_Supplied information_:
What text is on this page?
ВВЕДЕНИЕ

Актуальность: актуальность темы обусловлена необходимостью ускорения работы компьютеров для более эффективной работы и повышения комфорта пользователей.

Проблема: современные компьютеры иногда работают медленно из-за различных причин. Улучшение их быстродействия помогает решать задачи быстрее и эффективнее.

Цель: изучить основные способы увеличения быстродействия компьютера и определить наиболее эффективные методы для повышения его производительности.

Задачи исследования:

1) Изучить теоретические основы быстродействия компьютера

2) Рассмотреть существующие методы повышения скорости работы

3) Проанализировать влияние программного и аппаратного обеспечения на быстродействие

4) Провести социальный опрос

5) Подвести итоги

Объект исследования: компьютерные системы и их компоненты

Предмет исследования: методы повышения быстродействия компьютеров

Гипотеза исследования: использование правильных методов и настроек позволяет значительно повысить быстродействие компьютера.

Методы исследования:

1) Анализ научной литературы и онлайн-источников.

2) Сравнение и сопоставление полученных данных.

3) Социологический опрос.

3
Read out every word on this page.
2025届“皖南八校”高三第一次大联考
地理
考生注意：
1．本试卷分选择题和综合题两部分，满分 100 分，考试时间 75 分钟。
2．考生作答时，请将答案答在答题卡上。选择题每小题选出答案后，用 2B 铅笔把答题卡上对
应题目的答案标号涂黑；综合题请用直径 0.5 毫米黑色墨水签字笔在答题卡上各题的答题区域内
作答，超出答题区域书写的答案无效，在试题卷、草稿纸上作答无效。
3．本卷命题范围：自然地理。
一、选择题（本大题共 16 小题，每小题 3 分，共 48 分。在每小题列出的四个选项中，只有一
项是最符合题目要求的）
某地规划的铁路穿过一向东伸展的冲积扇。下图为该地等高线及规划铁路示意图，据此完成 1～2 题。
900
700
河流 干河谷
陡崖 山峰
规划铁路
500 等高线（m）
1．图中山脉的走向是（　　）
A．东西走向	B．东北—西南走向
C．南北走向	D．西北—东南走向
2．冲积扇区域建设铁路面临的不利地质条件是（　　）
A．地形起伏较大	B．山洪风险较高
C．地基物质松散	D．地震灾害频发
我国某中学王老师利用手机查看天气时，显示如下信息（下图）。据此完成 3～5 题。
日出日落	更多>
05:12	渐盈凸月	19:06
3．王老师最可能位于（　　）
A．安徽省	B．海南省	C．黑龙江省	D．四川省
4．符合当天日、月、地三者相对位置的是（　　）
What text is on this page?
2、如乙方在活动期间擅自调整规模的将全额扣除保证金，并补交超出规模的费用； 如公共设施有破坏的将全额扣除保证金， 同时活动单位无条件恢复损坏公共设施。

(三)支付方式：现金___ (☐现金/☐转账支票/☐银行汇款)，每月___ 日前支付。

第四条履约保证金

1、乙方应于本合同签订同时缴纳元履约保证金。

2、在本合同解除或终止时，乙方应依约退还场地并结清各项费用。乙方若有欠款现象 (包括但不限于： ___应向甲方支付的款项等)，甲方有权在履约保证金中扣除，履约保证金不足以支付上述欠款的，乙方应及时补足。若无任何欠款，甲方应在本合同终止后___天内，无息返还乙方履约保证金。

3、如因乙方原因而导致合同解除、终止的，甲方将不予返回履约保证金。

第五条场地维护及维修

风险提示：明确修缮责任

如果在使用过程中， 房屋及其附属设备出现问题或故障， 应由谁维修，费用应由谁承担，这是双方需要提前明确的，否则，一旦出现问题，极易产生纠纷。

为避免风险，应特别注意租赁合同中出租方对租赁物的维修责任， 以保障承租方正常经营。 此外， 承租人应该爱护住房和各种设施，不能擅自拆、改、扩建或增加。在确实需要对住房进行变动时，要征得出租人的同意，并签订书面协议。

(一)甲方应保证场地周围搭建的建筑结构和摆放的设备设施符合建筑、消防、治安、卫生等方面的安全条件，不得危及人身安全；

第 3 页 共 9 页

_Task to carry out_: Reproduce every line of the material above exactly.

_Task output_:
What text is on this page?
ВВЕДЕНИЕ

Актуальность: актуальность темы обусловлена необходимостью ускорения работы компьютеров для более эффективной работы и повышения комфорта пользователей.

Проблема: современные компьютеры иногда работают медленно из-за различных причин. Улучшение их быстродействия помогает решать задачи быстрее и эффективнее.

Цель: изучить основные способы увеличения быстродействия компьютера и определить наиболее эффективные методы для повышения его производительности.

Задачи исследования:

1) Изучить теоретические основы быстродействия компьютера

2) Рассмотреть существующие методы повышения скорости работы

3) Проанализировать влияние программного и аппаратного обеспечения на быстродействие

4) Провести социальный опрос

5) Подвести итоги

Объект исследования: компьютерные системы и их компоненты

Предмет исследования: методы повышения быстродействия компьютеров

Гипотеза исследования: использование правильных методов и настроек позволяет значительно повысить быстродействие компьютера.

Методы исследования:

1) Анализ научной литературы и онлайн-источников.

2) Сравнение и сопоставление полученных данных.

3) Социологический опрос.

3
Read out every word on this page.
2025届“皖南八校”高三第一次大联考
地理
考生注意：
1．本试卷分选择题和综合题两部分，满分 100 分，考试时间 75 分钟。
2．考生作答时，请将答案答在答题卡上。选择题每小题选出答案后，用 2B 铅笔把答题卡上对
应题目的答案标号涂黑；综合题请用直径 0.5 毫米黑色墨水签字笔在答题卡上各题的答题区域内
作答，超出答题区域书写的答案无效，在试题卷、草稿纸上作答无效。
3．本卷命题范围：自然地理。
一、选择题（本大题共 16 小题，每小题 3 分，共 48 分。在每小题列出的四个选项中，只有一
项是最符合题目要求的）
某地规划的铁路穿过一向东伸展的冲积扇。下图为该地等高线及规划铁路示意图，据此完成 1～2 题。
900
700
河流 干河谷
陡崖 山峰
规划铁路
500 等高线（m）
1．图中山脉的走向是（　　）
A．东西走向	B．东北—西南走向
C．南北走向	D．西北—东南走向
2．冲积扇区域建设铁路面临的不利地质条件是（　　）
A．地形起伏较大	B．山洪风险较高
C．地基物质松散	D．地震灾害频发
我国某中学王老师利用手机查看天气时，显示如下信息（下图）。据此完成 3～5 题。
日出日落	更多>
05:12	渐盈凸月	19:06
3．王老师最可能位于（　　）
A．安徽省	B．海南省	C．黑龙江省	D．四川省
4．符合当天日、月、地三者相对位置的是（　　）
What text is on this page?
2、如乙方在活动期间擅自调整规模的将全额扣除保证金，并补交超出规模的费用； 如公共设施有破坏的将全额扣除保证金， 同时活动单位无条件恢复损坏公共设施。

(三)支付方式：现金___ (☐现金/☐转账支票/☐银行汇款)，每月___ 日前支付。

第四条履约保证金

1、乙方应于本合同签订同时缴纳元履约保证金。

2、在本合同解除或终止时，乙方应依约退还场地并结清各项费用。乙方若有欠款现象 (包括但不限于： ___应向甲方支付的款项等)，甲方有权在履约保证金中扣除，履约保证金不足以支付上述欠款的，乙方应及时补足。若无任何欠款，甲方应在本合同终止后___天内，无息返还乙方履约保证金。

3、如因乙方原因而导致合同解除、终止的，甲方将不予返回履约保证金。

第五条场地维护及维修

风险提示：明确修缮责任

如果在使用过程中， 房屋及其附属设备出现问题或故障， 应由谁维修，费用应由谁承担，这是双方需要提前明确的，否则，一旦出现问题，极易产生纠纷。

为避免风险，应特别注意租赁合同中出租方对租赁物的维修责任， 以保障承租方正常经营。 此外， 承租人应该爱护住房和各种设施，不能擅自拆、改、扩建或增加。在确实需要对住房进行变动时，要征得出租人的同意，并签订书面协议。

(一)甲方应保证场地周围搭建的建筑结构和摆放的设备设施符合建筑、消防、治安、卫生等方面的安全条件，不得危及人身安全；

第 3 页 共 9 页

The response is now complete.